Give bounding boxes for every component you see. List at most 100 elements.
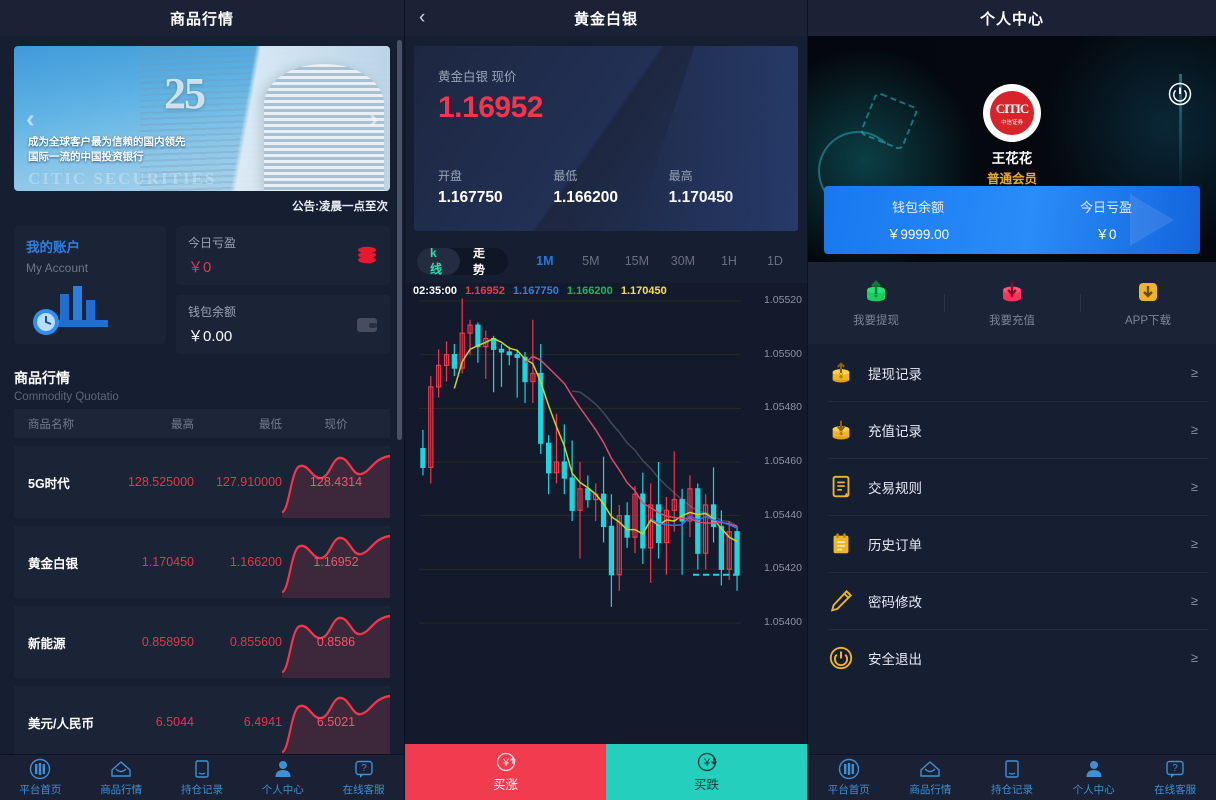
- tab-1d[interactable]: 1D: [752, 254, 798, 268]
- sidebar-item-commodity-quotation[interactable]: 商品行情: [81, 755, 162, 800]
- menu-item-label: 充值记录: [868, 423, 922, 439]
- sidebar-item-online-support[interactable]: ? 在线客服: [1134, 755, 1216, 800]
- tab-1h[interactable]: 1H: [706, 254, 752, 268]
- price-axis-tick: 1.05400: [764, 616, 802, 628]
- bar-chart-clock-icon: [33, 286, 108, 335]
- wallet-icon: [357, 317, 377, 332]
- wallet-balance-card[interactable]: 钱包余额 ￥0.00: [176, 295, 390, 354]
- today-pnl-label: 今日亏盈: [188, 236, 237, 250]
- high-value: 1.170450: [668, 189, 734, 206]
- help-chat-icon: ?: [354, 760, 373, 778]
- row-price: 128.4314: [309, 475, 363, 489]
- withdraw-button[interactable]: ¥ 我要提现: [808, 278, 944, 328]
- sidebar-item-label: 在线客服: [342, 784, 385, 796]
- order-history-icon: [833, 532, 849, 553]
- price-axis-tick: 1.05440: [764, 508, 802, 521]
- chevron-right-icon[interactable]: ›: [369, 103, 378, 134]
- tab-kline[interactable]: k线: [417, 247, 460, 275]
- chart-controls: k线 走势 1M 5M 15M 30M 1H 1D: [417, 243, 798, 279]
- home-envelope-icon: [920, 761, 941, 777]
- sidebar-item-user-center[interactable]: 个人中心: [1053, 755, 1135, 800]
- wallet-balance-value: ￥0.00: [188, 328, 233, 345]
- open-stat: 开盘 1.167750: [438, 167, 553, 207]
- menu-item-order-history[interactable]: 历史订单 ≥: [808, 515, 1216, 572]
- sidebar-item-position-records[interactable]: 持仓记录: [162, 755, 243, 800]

•••••

PROBLEM TO SOLVE:
Please lay out the data from the line with "- tab-1d[interactable]: 1D: [752, 254, 798, 268]" to the line with "- sidebar-item-online-support[interactable]: ?" as a JSON list of strings, one per line, leaving out blank lines.

RIGHT ANSWER:
[
  "- tab-1d[interactable]: 1D: [752, 254, 798, 268]",
  "- sidebar-item-commodity-quotation[interactable]: 商品行情: [81, 755, 162, 800]",
  "- menu-item-label: 充值记录: [868, 423, 922, 439]",
  "- sidebar-item-online-support[interactable]: ? 在线客服: [1134, 755, 1216, 800]"
]